Data excerpts
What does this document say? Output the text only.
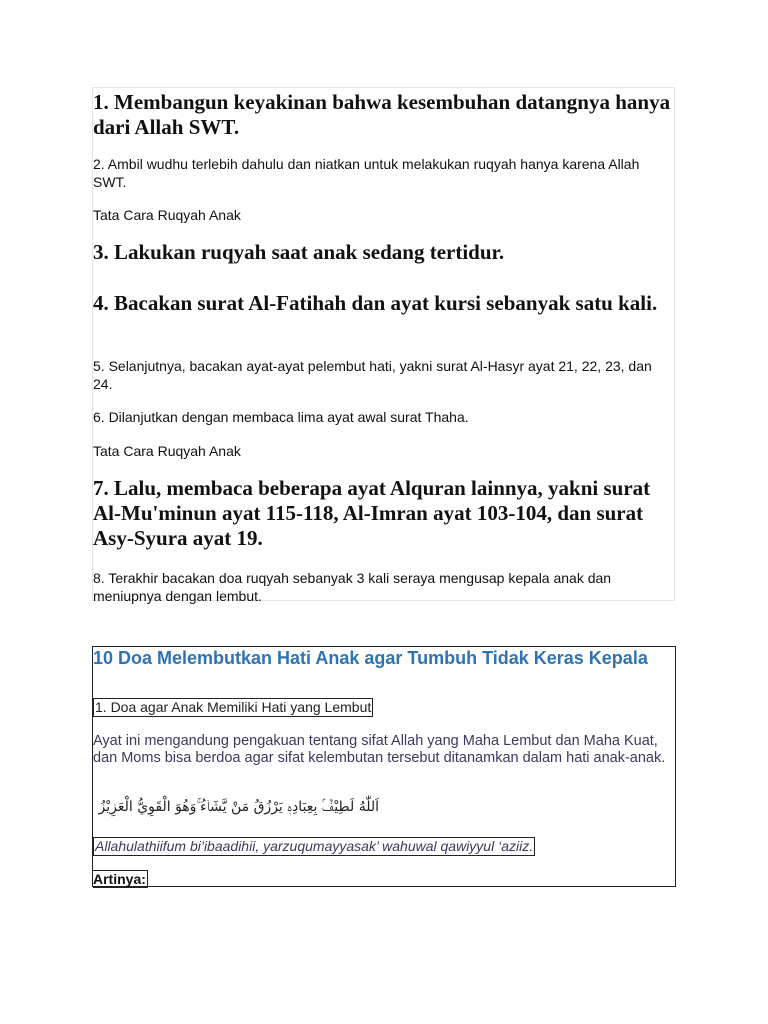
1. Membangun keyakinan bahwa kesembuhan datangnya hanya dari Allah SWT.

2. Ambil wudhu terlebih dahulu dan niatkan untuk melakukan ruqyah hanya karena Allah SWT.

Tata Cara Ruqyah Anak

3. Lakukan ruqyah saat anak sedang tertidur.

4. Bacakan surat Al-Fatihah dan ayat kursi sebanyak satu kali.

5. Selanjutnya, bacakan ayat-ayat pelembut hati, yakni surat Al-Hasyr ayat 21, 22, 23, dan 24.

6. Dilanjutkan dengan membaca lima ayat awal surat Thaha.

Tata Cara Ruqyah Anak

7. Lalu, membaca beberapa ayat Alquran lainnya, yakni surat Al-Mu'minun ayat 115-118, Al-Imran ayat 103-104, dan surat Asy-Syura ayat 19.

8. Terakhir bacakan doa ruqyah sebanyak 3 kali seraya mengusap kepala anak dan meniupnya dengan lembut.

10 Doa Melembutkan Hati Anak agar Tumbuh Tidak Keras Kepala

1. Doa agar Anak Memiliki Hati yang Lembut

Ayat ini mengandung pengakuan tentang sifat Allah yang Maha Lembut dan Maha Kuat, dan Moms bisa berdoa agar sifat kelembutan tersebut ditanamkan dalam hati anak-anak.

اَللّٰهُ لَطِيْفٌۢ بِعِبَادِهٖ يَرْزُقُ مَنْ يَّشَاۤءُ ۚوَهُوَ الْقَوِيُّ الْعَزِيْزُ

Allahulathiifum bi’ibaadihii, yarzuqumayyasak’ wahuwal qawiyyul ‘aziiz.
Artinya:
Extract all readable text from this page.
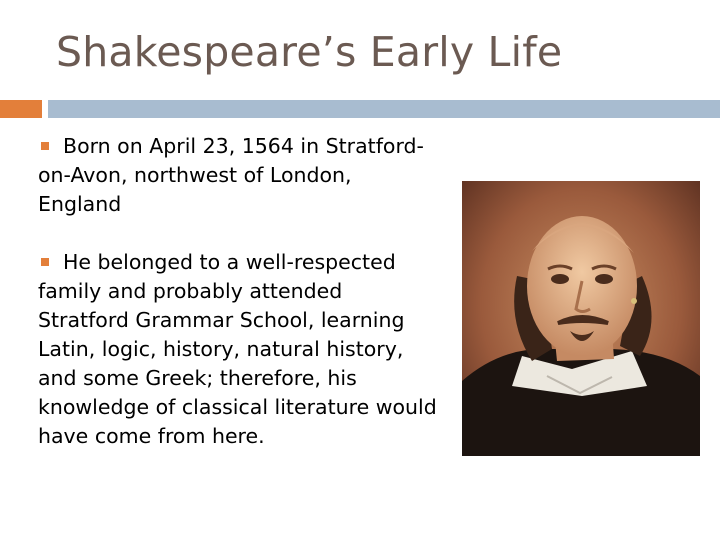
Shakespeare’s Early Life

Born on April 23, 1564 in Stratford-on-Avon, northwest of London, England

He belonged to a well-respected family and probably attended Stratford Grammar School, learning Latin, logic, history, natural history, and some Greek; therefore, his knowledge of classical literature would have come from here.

Task to complete
Print the records above exactly as they stand, but leave out the pictures.

Solved problem
What does this document say? Output the text only.
1. Membangun keyakinan bahwa kesembuhan datangnya hanya dari Allah SWT.

2. Ambil wudhu terlebih dahulu dan niatkan untuk melakukan ruqyah hanya karena Allah SWT.

Tata Cara Ruqyah Anak

3. Lakukan ruqyah saat anak sedang tertidur.

4. Bacakan surat Al-Fatihah dan ayat kursi sebanyak satu kali.

5. Selanjutnya, bacakan ayat-ayat pelembut hati, yakni surat Al-Hasyr ayat 21, 22, 23, dan 24.

6. Dilanjutkan dengan membaca lima ayat awal surat Thaha.

Tata Cara Ruqyah Anak

7. Lalu, membaca beberapa ayat Alquran lainnya, yakni surat Al-Mu'minun ayat 115-118, Al-Imran ayat 103-104, dan surat Asy-Syura ayat 19.

8. Terakhir bacakan doa ruqyah sebanyak 3 kali seraya mengusap kepala anak dan meniupnya dengan lembut.

10 Doa Melembutkan Hati Anak agar Tumbuh Tidak Keras Kepala

1. Doa agar Anak Memiliki Hati yang Lembut

Ayat ini mengandung pengakuan tentang sifat Allah yang Maha Lembut dan Maha Kuat, dan Moms bisa berdoa agar sifat kelembutan tersebut ditanamkan dalam hati anak-anak.

اَللّٰهُ لَطِيْفٌۢ بِعِبَادِهٖ يَرْزُقُ مَنْ يَّشَاۤءُ ۚوَهُوَ الْقَوِيُّ الْعَزِيْزُ

Allahulathiifum bi’ibaadihii, yarzuqumayyasak’ wahuwal qawiyyul ‘aziiz.
Artinya:
Extract all readable text from this page.
Shakespeare’s Early Life

Born on April 23, 1564 in Stratford-on-Avon, northwest of London, England

He belonged to a well-respected family and probably attended Stratford Grammar School, learning Latin, logic, history, natural history, and some Greek; therefore, his knowledge of classical literature would have come from here.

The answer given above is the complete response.